◆ **Goal**
Please pick out each line in the items below that contains the string "percent", and copy those lines.

◆ **Data shown**
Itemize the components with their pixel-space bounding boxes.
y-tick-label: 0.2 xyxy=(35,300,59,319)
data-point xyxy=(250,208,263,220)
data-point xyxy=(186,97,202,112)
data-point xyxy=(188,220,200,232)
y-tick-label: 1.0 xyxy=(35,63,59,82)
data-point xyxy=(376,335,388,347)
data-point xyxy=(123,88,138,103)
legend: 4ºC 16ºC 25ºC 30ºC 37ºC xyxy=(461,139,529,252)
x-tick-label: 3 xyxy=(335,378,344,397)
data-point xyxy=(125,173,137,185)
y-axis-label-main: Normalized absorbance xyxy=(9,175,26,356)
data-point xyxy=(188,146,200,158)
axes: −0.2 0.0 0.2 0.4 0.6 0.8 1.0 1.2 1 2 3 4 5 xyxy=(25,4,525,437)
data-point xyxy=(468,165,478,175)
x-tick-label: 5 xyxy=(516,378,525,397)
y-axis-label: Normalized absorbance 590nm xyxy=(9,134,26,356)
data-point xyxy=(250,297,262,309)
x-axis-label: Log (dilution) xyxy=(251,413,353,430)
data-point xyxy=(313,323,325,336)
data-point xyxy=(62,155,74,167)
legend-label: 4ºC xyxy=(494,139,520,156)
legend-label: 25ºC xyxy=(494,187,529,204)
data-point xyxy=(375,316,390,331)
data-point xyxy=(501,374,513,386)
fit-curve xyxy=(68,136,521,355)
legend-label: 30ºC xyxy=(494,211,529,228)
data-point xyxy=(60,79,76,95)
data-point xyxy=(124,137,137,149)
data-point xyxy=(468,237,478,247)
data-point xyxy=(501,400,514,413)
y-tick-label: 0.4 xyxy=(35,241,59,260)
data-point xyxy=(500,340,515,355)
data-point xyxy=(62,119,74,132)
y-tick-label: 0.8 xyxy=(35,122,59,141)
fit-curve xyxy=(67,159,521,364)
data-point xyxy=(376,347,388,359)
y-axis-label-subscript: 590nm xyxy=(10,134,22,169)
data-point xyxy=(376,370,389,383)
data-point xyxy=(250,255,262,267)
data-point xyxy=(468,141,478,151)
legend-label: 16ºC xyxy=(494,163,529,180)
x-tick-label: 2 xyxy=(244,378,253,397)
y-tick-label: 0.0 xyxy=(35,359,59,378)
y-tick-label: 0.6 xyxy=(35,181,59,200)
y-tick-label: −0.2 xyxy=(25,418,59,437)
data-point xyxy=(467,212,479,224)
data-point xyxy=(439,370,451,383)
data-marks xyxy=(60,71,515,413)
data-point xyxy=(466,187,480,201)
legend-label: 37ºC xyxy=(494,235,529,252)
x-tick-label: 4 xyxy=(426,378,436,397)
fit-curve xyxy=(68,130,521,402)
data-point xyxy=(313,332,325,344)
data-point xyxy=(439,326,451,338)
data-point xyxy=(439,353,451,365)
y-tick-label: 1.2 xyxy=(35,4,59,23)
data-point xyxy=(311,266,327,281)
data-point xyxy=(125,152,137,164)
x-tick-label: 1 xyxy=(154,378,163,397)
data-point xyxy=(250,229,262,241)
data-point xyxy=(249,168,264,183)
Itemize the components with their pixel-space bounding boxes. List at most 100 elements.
---
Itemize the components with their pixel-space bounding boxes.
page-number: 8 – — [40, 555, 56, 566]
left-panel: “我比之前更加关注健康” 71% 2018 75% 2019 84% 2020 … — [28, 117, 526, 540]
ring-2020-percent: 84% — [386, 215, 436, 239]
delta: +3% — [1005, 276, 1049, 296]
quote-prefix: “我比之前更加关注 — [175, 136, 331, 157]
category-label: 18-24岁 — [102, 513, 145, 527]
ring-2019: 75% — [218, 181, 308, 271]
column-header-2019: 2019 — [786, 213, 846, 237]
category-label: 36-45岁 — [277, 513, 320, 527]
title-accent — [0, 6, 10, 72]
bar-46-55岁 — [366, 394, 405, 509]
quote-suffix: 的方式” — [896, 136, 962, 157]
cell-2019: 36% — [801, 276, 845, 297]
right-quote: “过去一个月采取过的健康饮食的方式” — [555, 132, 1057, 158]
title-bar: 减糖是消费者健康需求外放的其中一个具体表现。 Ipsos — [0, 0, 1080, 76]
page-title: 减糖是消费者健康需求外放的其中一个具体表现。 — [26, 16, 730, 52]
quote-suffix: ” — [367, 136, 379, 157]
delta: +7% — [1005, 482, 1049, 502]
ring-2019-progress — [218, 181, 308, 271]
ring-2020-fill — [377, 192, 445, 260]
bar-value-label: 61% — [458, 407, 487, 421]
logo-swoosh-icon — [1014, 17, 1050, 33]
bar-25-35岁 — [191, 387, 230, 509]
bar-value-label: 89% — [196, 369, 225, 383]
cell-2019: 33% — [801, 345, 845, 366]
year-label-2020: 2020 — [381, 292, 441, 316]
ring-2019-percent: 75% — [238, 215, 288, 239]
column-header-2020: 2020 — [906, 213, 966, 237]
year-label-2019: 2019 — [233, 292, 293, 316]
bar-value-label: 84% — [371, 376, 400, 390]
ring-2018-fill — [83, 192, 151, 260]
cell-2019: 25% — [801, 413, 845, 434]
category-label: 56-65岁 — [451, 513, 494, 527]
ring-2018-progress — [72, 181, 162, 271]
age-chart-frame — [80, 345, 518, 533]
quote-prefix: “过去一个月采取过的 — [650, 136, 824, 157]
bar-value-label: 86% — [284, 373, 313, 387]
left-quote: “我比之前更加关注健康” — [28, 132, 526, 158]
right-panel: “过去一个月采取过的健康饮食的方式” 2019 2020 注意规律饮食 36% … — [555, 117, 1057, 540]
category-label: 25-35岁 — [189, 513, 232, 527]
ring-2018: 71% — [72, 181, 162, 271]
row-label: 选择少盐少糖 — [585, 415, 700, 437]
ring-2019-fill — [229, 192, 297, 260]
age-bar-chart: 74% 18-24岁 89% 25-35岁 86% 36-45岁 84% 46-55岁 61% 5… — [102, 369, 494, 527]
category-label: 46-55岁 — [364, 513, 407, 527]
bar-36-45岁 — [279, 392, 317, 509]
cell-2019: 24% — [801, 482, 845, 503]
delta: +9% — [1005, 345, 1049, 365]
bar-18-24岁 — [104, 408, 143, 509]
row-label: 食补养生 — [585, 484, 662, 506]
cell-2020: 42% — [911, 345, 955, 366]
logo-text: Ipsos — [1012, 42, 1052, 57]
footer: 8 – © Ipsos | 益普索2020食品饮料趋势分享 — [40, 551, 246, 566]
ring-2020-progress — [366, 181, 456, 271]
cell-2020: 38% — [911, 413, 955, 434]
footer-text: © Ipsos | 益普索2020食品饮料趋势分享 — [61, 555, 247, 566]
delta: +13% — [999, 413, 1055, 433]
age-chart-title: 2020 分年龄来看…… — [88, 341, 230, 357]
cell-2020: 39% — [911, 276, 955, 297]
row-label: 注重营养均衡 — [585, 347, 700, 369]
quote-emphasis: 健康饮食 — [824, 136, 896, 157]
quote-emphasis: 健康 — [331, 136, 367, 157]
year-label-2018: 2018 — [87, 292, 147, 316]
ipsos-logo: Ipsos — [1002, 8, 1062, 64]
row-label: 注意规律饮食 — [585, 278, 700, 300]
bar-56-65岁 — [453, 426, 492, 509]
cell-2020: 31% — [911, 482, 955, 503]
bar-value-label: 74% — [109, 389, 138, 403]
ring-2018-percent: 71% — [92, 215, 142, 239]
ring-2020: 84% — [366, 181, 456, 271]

◆ **Complete response**
ring-2020-percent: 84% — [386, 215, 436, 239]
ring-2019-percent: 75% — [238, 215, 288, 239]
ring-2018-percent: 71% — [92, 215, 142, 239]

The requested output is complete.